## Task data:
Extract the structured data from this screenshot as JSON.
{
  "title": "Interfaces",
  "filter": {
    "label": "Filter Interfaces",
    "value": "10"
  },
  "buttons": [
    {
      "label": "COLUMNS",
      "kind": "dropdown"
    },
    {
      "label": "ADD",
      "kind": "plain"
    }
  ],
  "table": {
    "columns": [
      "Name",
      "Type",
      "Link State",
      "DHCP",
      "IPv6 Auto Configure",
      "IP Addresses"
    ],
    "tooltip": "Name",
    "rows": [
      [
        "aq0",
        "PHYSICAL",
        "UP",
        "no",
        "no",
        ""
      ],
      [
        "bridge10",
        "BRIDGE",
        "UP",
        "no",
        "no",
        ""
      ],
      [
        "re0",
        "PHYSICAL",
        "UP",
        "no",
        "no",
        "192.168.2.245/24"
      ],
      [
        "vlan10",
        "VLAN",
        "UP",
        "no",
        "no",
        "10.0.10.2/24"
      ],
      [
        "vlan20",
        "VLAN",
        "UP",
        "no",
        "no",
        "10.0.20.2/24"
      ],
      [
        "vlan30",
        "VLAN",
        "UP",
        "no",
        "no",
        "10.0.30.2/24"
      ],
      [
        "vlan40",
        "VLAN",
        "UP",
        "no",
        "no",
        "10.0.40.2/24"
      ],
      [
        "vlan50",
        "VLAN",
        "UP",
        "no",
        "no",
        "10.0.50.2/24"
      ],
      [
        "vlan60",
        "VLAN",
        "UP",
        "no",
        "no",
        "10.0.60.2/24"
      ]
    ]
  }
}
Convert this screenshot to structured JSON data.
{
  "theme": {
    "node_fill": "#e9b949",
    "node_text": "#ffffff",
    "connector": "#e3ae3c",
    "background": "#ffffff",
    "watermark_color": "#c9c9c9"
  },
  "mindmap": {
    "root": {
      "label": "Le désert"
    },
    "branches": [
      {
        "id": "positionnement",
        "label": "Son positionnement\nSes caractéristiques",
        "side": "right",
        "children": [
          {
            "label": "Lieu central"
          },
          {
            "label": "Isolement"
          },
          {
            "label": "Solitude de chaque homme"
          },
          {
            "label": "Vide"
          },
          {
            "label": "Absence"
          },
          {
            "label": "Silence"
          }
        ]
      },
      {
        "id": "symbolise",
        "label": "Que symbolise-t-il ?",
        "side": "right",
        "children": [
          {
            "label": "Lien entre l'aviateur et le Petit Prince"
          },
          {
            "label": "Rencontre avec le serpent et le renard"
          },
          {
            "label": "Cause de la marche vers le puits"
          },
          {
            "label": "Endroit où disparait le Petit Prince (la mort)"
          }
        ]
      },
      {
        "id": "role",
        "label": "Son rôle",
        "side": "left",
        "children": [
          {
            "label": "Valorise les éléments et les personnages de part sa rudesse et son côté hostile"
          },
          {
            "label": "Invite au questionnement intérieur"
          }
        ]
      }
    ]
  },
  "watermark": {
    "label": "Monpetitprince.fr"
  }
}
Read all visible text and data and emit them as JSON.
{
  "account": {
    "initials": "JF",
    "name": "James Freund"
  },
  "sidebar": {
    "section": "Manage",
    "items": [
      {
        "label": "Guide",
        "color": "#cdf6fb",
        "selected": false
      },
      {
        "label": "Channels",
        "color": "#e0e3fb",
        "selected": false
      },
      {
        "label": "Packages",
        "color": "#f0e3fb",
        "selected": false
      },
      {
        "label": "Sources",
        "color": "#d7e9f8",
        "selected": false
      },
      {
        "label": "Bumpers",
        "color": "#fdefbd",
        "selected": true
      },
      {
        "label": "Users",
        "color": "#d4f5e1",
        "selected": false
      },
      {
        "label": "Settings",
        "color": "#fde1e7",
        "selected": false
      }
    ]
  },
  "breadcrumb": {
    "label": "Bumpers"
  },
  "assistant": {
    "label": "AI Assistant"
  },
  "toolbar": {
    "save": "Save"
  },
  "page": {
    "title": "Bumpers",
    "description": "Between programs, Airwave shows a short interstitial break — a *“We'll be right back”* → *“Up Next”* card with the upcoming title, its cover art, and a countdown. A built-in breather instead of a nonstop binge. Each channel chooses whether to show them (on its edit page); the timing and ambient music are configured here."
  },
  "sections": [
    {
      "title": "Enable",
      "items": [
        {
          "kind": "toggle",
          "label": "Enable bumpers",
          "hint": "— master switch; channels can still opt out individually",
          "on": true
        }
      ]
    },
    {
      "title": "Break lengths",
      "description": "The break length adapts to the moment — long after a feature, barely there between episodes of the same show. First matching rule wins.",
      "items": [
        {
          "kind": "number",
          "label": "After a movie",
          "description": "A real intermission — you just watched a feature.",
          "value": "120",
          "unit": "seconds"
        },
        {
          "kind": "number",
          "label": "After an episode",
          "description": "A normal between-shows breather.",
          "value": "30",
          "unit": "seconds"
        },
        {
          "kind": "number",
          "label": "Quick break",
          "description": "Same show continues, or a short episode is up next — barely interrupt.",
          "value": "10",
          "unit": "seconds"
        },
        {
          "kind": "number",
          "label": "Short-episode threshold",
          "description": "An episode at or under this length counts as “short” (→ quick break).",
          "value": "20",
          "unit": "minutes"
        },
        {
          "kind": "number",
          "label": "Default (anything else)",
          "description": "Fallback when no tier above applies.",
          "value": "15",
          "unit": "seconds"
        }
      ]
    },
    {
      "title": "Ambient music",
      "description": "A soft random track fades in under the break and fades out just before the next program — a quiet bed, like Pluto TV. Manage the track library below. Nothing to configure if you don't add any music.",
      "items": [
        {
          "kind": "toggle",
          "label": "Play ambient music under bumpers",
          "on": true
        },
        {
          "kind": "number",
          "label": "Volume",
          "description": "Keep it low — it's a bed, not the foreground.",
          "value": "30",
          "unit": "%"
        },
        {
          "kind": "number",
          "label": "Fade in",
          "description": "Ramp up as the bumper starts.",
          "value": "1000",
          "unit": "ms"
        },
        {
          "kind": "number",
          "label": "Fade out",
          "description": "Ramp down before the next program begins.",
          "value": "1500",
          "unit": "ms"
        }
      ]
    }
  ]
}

## Job:
Repeat the data above, word for word.

## Reply:
Extract the structured data from this screenshot as JSON.
{
  "title": "Interfaces",
  "filter": {
    "label": "Filter Interfaces",
    "value": "10"
  },
  "buttons": [
    {
      "label": "COLUMNS",
      "kind": "dropdown"
    },
    {
      "label": "ADD",
      "kind": "plain"
    }
  ],
  "table": {
    "columns": [
      "Name",
      "Type",
      "Link State",
      "DHCP",
      "IPv6 Auto Configure",
      "IP Addresses"
    ],
    "tooltip": "Name",
    "rows": [
      [
        "aq0",
        "PHYSICAL",
        "UP",
        "no",
        "no",
        ""
      ],
      [
        "bridge10",
        "BRIDGE",
        "UP",
        "no",
        "no",
        ""
      ],
      [
        "re0",
        "PHYSICAL",
        "UP",
        "no",
        "no",
        "192.168.2.245/24"
      ],
      [
        "vlan10",
        "VLAN",
        "UP",
        "no",
        "no",
        "10.0.10.2/24"
      ],
      [
        "vlan20",
        "VLAN",
        "UP",
        "no",
        "no",
        "10.0.20.2/24"
      ],
      [
        "vlan30",
        "VLAN",
        "UP",
        "no",
        "no",
        "10.0.30.2/24"
      ],
      [
        "vlan40",
        "VLAN",
        "UP",
        "no",
        "no",
        "10.0.40.2/24"
      ],
      [
        "vlan50",
        "VLAN",
        "UP",
        "no",
        "no",
        "10.0.50.2/24"
      ],
      [
        "vlan60",
        "VLAN",
        "UP",
        "no",
        "no",
        "10.0.60.2/24"
      ]
    ]
  }
}
Convert this screenshot to structured JSON data.
{
  "theme": {
    "node_fill": "#e9b949",
    "node_text": "#ffffff",
    "connector": "#e3ae3c",
    "background": "#ffffff",
    "watermark_color": "#c9c9c9"
  },
  "mindmap": {
    "root": {
      "label": "Le désert"
    },
    "branches": [
      {
        "id": "positionnement",
        "label": "Son positionnement\nSes caractéristiques",
        "side": "right",
        "children": [
          {
            "label": "Lieu central"
          },
          {
            "label": "Isolement"
          },
          {
            "label": "Solitude de chaque homme"
          },
          {
            "label": "Vide"
          },
          {
            "label": "Absence"
          },
          {
            "label": "Silence"
          }
        ]
      },
      {
        "id": "symbolise",
        "label": "Que symbolise-t-il ?",
        "side": "right",
        "children": [
          {
            "label": "Lien entre l'aviateur et le Petit Prince"
          },
          {
            "label": "Rencontre avec le serpent et le renard"
          },
          {
            "label": "Cause de la marche vers le puits"
          },
          {
            "label": "Endroit où disparait le Petit Prince (la mort)"
          }
        ]
      },
      {
        "id": "role",
        "label": "Son rôle",
        "side": "left",
        "children": [
          {
            "label": "Valorise les éléments et les personnages de part sa rudesse et son côté hostile"
          },
          {
            "label": "Invite au questionnement intérieur"
          }
        ]
      }
    ]
  },
  "watermark": {
    "label": "Monpetitprince.fr"
  }
}
Read all visible text and data and emit them as JSON.
{
  "account": {
    "initials": "JF",
    "name": "James Freund"
  },
  "sidebar": {
    "section": "Manage",
    "items": [
      {
        "label": "Guide",
        "color": "#cdf6fb",
        "selected": false
      },
      {
        "label": "Channels",
        "color": "#e0e3fb",
        "selected": false
      },
      {
        "label": "Packages",
        "color": "#f0e3fb",
        "selected": false
      },
      {
        "label": "Sources",
        "color": "#d7e9f8",
        "selected": false
      },
      {
        "label": "Bumpers",
        "color": "#fdefbd",
        "selected": true
      },
      {
        "label": "Users",
        "color": "#d4f5e1",
        "selected": false
      },
      {
        "label": "Settings",
        "color": "#fde1e7",
        "selected": false
      }
    ]
  },
  "breadcrumb": {
    "label": "Bumpers"
  },
  "assistant": {
    "label": "AI Assistant"
  },
  "toolbar": {
    "save": "Save"
  },
  "page": {
    "title": "Bumpers",
    "description": "Between programs, Airwave shows a short interstitial break — a *“We'll be right back”* → *“Up Next”* card with the upcoming title, its cover art, and a countdown. A built-in breather instead of a nonstop binge. Each channel chooses whether to show them (on its edit page); the timing and ambient music are configured here."
  },
  "sections": [
    {
      "title": "Enable",
      "items": [
        {
          "kind": "toggle",
          "label": "Enable bumpers",
          "hint": "— master switch; channels can still opt out individually",
          "on": true
        }
      ]
    },
    {
      "title": "Break lengths",
      "description": "The break length adapts to the moment — long after a feature, barely there between episodes of the same show. First matching rule wins.",
      "items": [
        {
          "kind": "number",
          "label": "After a movie",
          "description": "A real intermission — you just watched a feature.",
          "value": "120",
          "unit": "seconds"
        },
        {
          "kind": "number",
          "label": "After an episode",
          "description": "A normal between-shows breather.",
          "value": "30",
          "unit": "seconds"
        },
        {
          "kind": "number",
          "label": "Quick break",
          "description": "Same show continues, or a short episode is up next — barely interrupt.",
          "value": "10",
          "unit": "seconds"
        },
        {
          "kind": "number",
          "label": "Short-episode threshold",
          "description": "An episode at or under this length counts as “short” (→ quick break).",
          "value": "20",
          "unit": "minutes"
        },
        {
          "kind": "number",
          "label": "Default (anything else)",
          "description": "Fallback when no tier above applies.",
          "value": "15",
          "unit": "seconds"
        }
      ]
    },
    {
      "title": "Ambient music",
      "description": "A soft random track fades in under the break and fades out just before the next program — a quiet bed, like Pluto TV. Manage the track library below. Nothing to configure if you don't add any music.",
      "items": [
        {
          "kind": "toggle",
          "label": "Play ambient music under bumpers",
          "on": true
        },
        {
          "kind": "number",
          "label": "Volume",
          "description": "Keep it low — it's a bed, not the foreground.",
          "value": "30",
          "unit": "%"
        },
        {
          "kind": "number",
          "label": "Fade in",
          "description": "Ramp up as the bumper starts.",
          "value": "1000",
          "unit": "ms"
        },
        {
          "kind": "number",
          "label": "Fade out",
          "description": "Ramp down before the next program begins.",
          "value": "1500",
          "unit": "ms"
        }
      ]
    }
  ]
}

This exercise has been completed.